**The request**: Transcribe each line of the records below exactly, from the first to the last.

**Extracted material**:

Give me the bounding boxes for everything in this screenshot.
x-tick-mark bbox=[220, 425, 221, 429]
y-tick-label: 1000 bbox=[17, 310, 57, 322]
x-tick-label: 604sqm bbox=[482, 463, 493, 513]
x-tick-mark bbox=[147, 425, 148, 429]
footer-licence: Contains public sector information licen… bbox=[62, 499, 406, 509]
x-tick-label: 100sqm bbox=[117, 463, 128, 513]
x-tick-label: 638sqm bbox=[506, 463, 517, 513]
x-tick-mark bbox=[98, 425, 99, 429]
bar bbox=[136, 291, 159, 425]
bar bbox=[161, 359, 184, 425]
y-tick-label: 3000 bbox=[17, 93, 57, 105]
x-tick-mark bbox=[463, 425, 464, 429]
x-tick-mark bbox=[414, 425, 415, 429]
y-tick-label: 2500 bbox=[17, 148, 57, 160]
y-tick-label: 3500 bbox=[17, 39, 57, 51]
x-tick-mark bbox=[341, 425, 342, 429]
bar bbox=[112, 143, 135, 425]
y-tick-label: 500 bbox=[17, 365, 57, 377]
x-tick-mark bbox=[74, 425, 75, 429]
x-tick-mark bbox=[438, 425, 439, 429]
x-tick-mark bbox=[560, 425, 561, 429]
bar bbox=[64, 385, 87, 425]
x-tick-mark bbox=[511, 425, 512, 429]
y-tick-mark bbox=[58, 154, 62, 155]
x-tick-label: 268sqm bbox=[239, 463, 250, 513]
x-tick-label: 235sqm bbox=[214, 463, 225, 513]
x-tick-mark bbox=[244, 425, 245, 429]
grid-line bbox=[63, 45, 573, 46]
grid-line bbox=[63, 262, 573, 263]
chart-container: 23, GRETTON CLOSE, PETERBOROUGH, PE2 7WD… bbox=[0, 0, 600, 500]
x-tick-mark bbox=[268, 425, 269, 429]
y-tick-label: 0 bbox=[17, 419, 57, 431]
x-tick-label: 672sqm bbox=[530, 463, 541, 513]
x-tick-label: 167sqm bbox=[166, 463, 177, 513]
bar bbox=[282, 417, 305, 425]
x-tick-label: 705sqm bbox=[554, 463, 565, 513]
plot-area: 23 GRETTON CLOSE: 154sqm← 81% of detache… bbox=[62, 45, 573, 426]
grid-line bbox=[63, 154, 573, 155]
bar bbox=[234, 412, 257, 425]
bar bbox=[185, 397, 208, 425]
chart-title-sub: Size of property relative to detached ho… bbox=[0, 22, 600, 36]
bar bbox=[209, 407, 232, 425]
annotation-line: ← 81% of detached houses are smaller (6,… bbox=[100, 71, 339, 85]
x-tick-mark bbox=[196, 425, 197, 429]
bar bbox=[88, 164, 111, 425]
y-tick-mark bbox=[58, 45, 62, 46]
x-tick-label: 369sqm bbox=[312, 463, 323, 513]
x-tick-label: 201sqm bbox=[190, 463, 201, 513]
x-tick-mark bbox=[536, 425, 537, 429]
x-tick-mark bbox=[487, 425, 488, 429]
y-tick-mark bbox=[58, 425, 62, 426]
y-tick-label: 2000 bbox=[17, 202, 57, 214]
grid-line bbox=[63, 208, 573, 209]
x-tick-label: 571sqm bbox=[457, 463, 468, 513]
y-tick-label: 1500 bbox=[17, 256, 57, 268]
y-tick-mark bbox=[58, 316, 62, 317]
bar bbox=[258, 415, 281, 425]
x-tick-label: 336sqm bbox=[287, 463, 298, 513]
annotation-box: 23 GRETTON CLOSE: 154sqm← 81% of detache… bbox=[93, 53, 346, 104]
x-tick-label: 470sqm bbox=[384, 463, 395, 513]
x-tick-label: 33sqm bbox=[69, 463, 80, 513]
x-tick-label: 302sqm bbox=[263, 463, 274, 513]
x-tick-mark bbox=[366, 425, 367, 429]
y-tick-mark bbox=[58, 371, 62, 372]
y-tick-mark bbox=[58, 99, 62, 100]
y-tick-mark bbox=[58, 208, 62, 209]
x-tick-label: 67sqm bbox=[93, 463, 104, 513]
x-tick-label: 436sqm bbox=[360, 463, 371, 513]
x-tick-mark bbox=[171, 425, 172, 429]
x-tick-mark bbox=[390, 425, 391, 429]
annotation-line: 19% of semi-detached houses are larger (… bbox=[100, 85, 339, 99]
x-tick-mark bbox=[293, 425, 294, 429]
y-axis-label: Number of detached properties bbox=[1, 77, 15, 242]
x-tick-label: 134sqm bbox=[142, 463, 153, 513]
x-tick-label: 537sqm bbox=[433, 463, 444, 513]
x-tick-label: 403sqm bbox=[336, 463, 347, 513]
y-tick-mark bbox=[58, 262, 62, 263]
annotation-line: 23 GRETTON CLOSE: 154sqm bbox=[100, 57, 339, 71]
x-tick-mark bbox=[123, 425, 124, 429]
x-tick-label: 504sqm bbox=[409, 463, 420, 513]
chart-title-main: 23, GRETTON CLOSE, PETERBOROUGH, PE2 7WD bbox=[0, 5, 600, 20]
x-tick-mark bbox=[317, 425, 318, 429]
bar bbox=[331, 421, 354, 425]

**Written solution**:
Give me the bounding boxes for everything in this screenshot.
x-tick-mark bbox=[220, 425, 221, 429]
y-tick-label: 1000 bbox=[17, 310, 57, 322]
x-tick-label: 604sqm bbox=[482, 463, 493, 513]
x-tick-mark bbox=[147, 425, 148, 429]
footer-licence: Contains public sector information licen… bbox=[62, 499, 406, 509]
x-tick-label: 100sqm bbox=[117, 463, 128, 513]
x-tick-label: 638sqm bbox=[506, 463, 517, 513]
x-tick-mark bbox=[98, 425, 99, 429]
bar bbox=[136, 291, 159, 425]
bar bbox=[161, 359, 184, 425]
y-tick-label: 3000 bbox=[17, 93, 57, 105]
x-tick-mark bbox=[463, 425, 464, 429]
x-tick-mark bbox=[414, 425, 415, 429]
y-tick-label: 2500 bbox=[17, 148, 57, 160]
y-tick-label: 3500 bbox=[17, 39, 57, 51]
x-tick-mark bbox=[341, 425, 342, 429]
bar bbox=[112, 143, 135, 425]
y-tick-label: 500 bbox=[17, 365, 57, 377]
x-tick-mark bbox=[74, 425, 75, 429]
x-tick-mark bbox=[438, 425, 439, 429]
x-tick-mark bbox=[560, 425, 561, 429]
bar bbox=[64, 385, 87, 425]
x-tick-mark bbox=[511, 425, 512, 429]
y-tick-mark bbox=[58, 154, 62, 155]
x-tick-label: 268sqm bbox=[239, 463, 250, 513]
x-tick-label: 235sqm bbox=[214, 463, 225, 513]
x-tick-mark bbox=[244, 425, 245, 429]
grid-line bbox=[63, 45, 573, 46]
grid-line bbox=[63, 262, 573, 263]
chart-container: 23, GRETTON CLOSE, PETERBOROUGH, PE2 7WD… bbox=[0, 0, 600, 500]
x-tick-mark bbox=[268, 425, 269, 429]
y-tick-label: 0 bbox=[17, 419, 57, 431]
x-tick-label: 672sqm bbox=[530, 463, 541, 513]
x-tick-label: 167sqm bbox=[166, 463, 177, 513]
bar bbox=[282, 417, 305, 425]
x-tick-label: 705sqm bbox=[554, 463, 565, 513]
plot-area: 23 GRETTON CLOSE: 154sqm← 81% of detache… bbox=[62, 45, 573, 426]
grid-line bbox=[63, 154, 573, 155]
bar bbox=[234, 412, 257, 425]
bar bbox=[185, 397, 208, 425]
chart-title-sub: Size of property relative to detached ho… bbox=[0, 22, 600, 36]
bar bbox=[209, 407, 232, 425]
annotation-line: ← 81% of detached houses are smaller (6,… bbox=[100, 71, 339, 85]
x-tick-mark bbox=[196, 425, 197, 429]
bar bbox=[88, 164, 111, 425]
y-tick-mark bbox=[58, 45, 62, 46]
x-tick-label: 369sqm bbox=[312, 463, 323, 513]
x-tick-label: 201sqm bbox=[190, 463, 201, 513]
x-tick-mark bbox=[536, 425, 537, 429]
x-tick-mark bbox=[487, 425, 488, 429]
y-tick-mark bbox=[58, 425, 62, 426]
y-tick-label: 2000 bbox=[17, 202, 57, 214]
grid-line bbox=[63, 208, 573, 209]
x-tick-label: 571sqm bbox=[457, 463, 468, 513]
y-tick-label: 1500 bbox=[17, 256, 57, 268]
y-tick-mark bbox=[58, 316, 62, 317]
bar bbox=[258, 415, 281, 425]
x-tick-label: 336sqm bbox=[287, 463, 298, 513]
annotation-box: 23 GRETTON CLOSE: 154sqm← 81% of detache… bbox=[93, 53, 346, 104]
x-tick-label: 470sqm bbox=[384, 463, 395, 513]
x-tick-label: 33sqm bbox=[69, 463, 80, 513]
x-tick-label: 302sqm bbox=[263, 463, 274, 513]
x-tick-mark bbox=[366, 425, 367, 429]
y-tick-mark bbox=[58, 371, 62, 372]
y-tick-mark bbox=[58, 99, 62, 100]
y-tick-mark bbox=[58, 208, 62, 209]
x-tick-label: 67sqm bbox=[93, 463, 104, 513]
x-tick-label: 436sqm bbox=[360, 463, 371, 513]
x-tick-mark bbox=[171, 425, 172, 429]
x-tick-mark bbox=[390, 425, 391, 429]
annotation-line: 19% of semi-detached houses are larger (… bbox=[100, 85, 339, 99]
x-tick-mark bbox=[293, 425, 294, 429]
y-axis-label: Number of detached properties bbox=[1, 77, 15, 242]
x-tick-label: 134sqm bbox=[142, 463, 153, 513]
x-tick-label: 537sqm bbox=[433, 463, 444, 513]
x-tick-label: 403sqm bbox=[336, 463, 347, 513]
y-tick-mark bbox=[58, 262, 62, 263]
annotation-line: 23 GRETTON CLOSE: 154sqm bbox=[100, 57, 339, 71]
x-tick-mark bbox=[123, 425, 124, 429]
x-tick-label: 504sqm bbox=[409, 463, 420, 513]
chart-title-main: 23, GRETTON CLOSE, PETERBOROUGH, PE2 7WD bbox=[0, 5, 600, 20]
x-tick-mark bbox=[317, 425, 318, 429]
bar bbox=[331, 421, 354, 425]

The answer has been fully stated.